(Data listing)
■ ■ ■

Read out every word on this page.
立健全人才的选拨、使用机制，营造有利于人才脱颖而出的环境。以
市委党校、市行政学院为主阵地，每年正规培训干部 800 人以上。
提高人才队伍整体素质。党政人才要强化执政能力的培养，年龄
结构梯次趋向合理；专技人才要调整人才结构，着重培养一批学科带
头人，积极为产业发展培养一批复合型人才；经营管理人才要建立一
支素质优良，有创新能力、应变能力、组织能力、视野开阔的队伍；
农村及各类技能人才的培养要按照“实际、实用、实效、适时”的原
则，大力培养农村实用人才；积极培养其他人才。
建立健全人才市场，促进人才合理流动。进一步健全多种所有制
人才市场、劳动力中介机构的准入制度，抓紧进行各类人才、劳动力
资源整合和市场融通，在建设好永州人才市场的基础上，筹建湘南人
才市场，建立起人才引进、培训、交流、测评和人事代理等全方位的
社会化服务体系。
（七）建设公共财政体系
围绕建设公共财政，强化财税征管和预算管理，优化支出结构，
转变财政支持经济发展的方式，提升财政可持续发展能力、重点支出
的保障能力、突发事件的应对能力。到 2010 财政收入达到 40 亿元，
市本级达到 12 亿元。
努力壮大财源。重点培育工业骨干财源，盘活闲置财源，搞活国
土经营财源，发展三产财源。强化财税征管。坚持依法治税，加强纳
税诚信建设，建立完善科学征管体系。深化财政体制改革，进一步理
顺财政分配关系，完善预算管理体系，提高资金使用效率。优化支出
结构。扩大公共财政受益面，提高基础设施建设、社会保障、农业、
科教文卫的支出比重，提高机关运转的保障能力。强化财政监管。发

■ ■ ■

> _What is needed_
Restate all of the entries exactly, please.

> _The output_
Read out every word on this page.
立健全人才的选拨、使用机制，营造有利于人才脱颖而出的环境。以
市委党校、市行政学院为主阵地，每年正规培训干部 800 人以上。
提高人才队伍整体素质。党政人才要强化执政能力的培养，年龄
结构梯次趋向合理；专技人才要调整人才结构，着重培养一批学科带
头人，积极为产业发展培养一批复合型人才；经营管理人才要建立一
支素质优良，有创新能力、应变能力、组织能力、视野开阔的队伍；
农村及各类技能人才的培养要按照“实际、实用、实效、适时”的原
则，大力培养农村实用人才；积极培养其他人才。
建立健全人才市场，促进人才合理流动。进一步健全多种所有制
人才市场、劳动力中介机构的准入制度，抓紧进行各类人才、劳动力
资源整合和市场融通，在建设好永州人才市场的基础上，筹建湘南人
才市场，建立起人才引进、培训、交流、测评和人事代理等全方位的
社会化服务体系。
（七）建设公共财政体系
围绕建设公共财政，强化财税征管和预算管理，优化支出结构，
转变财政支持经济发展的方式，提升财政可持续发展能力、重点支出
的保障能力、突发事件的应对能力。到 2010 财政收入达到 40 亿元，
市本级达到 12 亿元。
努力壮大财源。重点培育工业骨干财源，盘活闲置财源，搞活国
土经营财源，发展三产财源。强化财税征管。坚持依法治税，加强纳
税诚信建设，建立完善科学征管体系。深化财政体制改革，进一步理
顺财政分配关系，完善预算管理体系，提高资金使用效率。优化支出
结构。扩大公共财政受益面，提高基础设施建设、社会保障、农业、
科教文卫的支出比重，提高机关运转的保障能力。强化财政监管。发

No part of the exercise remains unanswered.